— Start DATA FOR THIS EXERCISE —

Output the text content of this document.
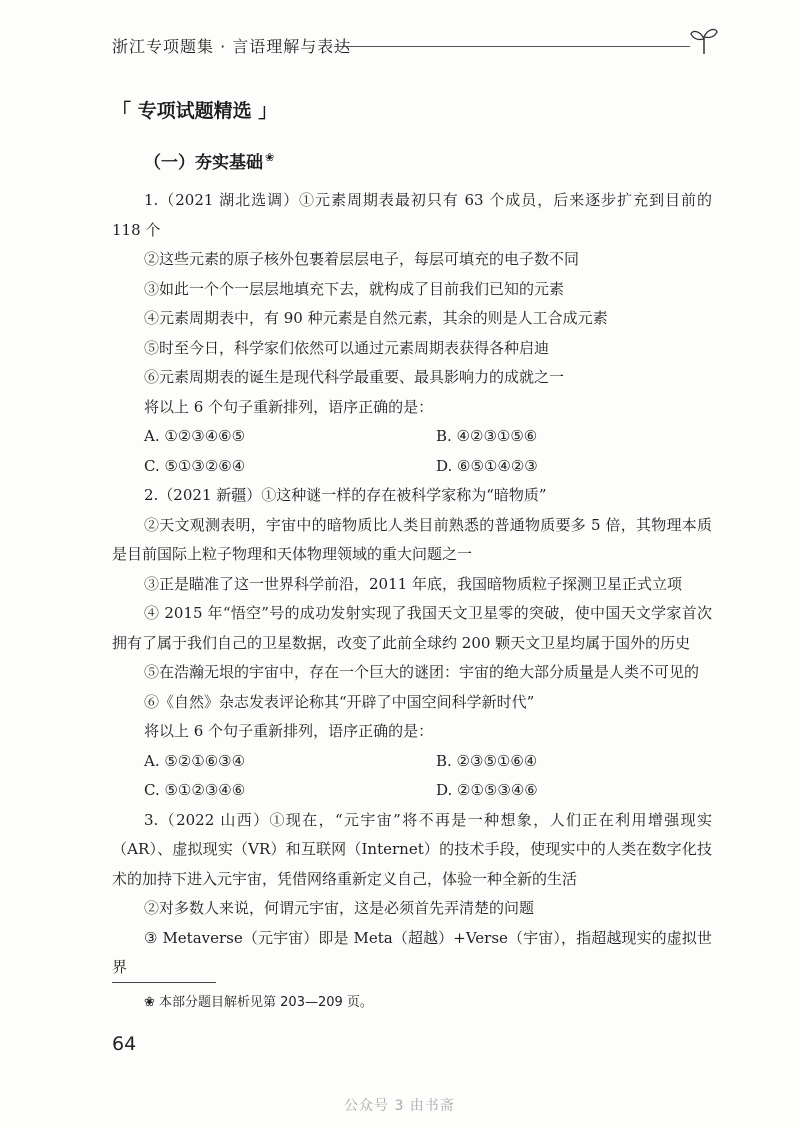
浙江专项题集 · 言语理解与表达
「 专项试题精选 」
（一）夯实基础 ❀

1.（2021 湖北选调）①元素周期表最初只有 63 个成员，后来逐步扩充到目前的 118 个

②这些元素的原子核外包裹着层层电子，每层可填充的电子数不同

③如此一个个一层层地填充下去，就构成了目前我们已知的元素

④元素周期表中，有 90 种元素是自然元素，其余的则是人工合成元素

⑤时至今日，科学家们依然可以通过元素周期表获得各种启迪

⑥元素周期表的诞生是现代科学最重要、最具影响力的成就之一

将以上 6 个句子重新排列，语序正确的是：

A. ①②③④⑥⑤	B. ④②③①⑤⑥
C. ⑤①③②⑥④	D. ⑥⑤①④②③

2.（2021 新疆）①这种谜一样的存在被科学家称为“暗物质”

②天文观测表明，宇宙中的暗物质比人类目前熟悉的普通物质要多 5 倍，其物理本质是目前国际上粒子物理和天体物理领域的重大问题之一

③正是瞄准了这一世界科学前沿，2011 年底，我国暗物质粒子探测卫星正式立项

④ 2015 年“悟空”号的成功发射实现了我国天文卫星零的突破，使中国天文学家首次拥有了属于我们自己的卫星数据，改变了此前全球约 200 颗天文卫星均属于国外的历史

⑤在浩瀚无垠的宇宙中，存在一个巨大的谜团：宇宙的绝大部分质量是人类不可见的

⑥《自然》杂志发表评论称其“开辟了中国空间科学新时代”

将以上 6 个句子重新排列，语序正确的是：

A. ⑤②①⑥③④	B. ②③⑤①⑥④
C. ⑤①②③④⑥	D. ②①⑤③④⑥

3.（2022 山西）①现在，“元宇宙”将不再是一种想象，人们正在利用增强现实（AR）、虚拟现实（VR）和互联网（Internet）的技术手段，使现实中的人类在数字化技术的加持下进入元宇宙，凭借网络重新定义自己，体验一种全新的生活

②对多数人来说，何谓元宇宙，这是必须首先弄清楚的问题

③ Metaverse（元宇宙）即是 Meta（超越）+Verse（宇宙），指超越现实的虚拟世界

❀ 本部分题目解析见第 203—209 页。
64
公众号 3 由书斋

— End DATA FOR THIS EXERCISE —

**WHAT YOU HAVE TO DO**
Extract all the data above exactly, excluding every picture.

**RESPONSE TO THIS TASK**
Output the text content of this document.
浙江专项题集 · 言语理解与表达
「 专项试题精选 」
（一）夯实基础 ❀

1.（2021 湖北选调）①元素周期表最初只有 63 个成员，后来逐步扩充到目前的 118 个

②这些元素的原子核外包裹着层层电子，每层可填充的电子数不同

③如此一个个一层层地填充下去，就构成了目前我们已知的元素

④元素周期表中，有 90 种元素是自然元素，其余的则是人工合成元素

⑤时至今日，科学家们依然可以通过元素周期表获得各种启迪

⑥元素周期表的诞生是现代科学最重要、最具影响力的成就之一

将以上 6 个句子重新排列，语序正确的是：

A. ①②③④⑥⑤	B. ④②③①⑤⑥
C. ⑤①③②⑥④	D. ⑥⑤①④②③

2.（2021 新疆）①这种谜一样的存在被科学家称为“暗物质”

②天文观测表明，宇宙中的暗物质比人类目前熟悉的普通物质要多 5 倍，其物理本质是目前国际上粒子物理和天体物理领域的重大问题之一

③正是瞄准了这一世界科学前沿，2011 年底，我国暗物质粒子探测卫星正式立项

④ 2015 年“悟空”号的成功发射实现了我国天文卫星零的突破，使中国天文学家首次拥有了属于我们自己的卫星数据，改变了此前全球约 200 颗天文卫星均属于国外的历史

⑤在浩瀚无垠的宇宙中，存在一个巨大的谜团：宇宙的绝大部分质量是人类不可见的

⑥《自然》杂志发表评论称其“开辟了中国空间科学新时代”

将以上 6 个句子重新排列，语序正确的是：

A. ⑤②①⑥③④	B. ②③⑤①⑥④
C. ⑤①②③④⑥	D. ②①⑤③④⑥

3.（2022 山西）①现在，“元宇宙”将不再是一种想象，人们正在利用增强现实（AR）、虚拟现实（VR）和互联网（Internet）的技术手段，使现实中的人类在数字化技术的加持下进入元宇宙，凭借网络重新定义自己，体验一种全新的生活

②对多数人来说，何谓元宇宙，这是必须首先弄清楚的问题

③ Metaverse（元宇宙）即是 Meta（超越）+Verse（宇宙），指超越现实的虚拟世界

❀ 本部分题目解析见第 203—209 页。
64
公众号 3 由书斋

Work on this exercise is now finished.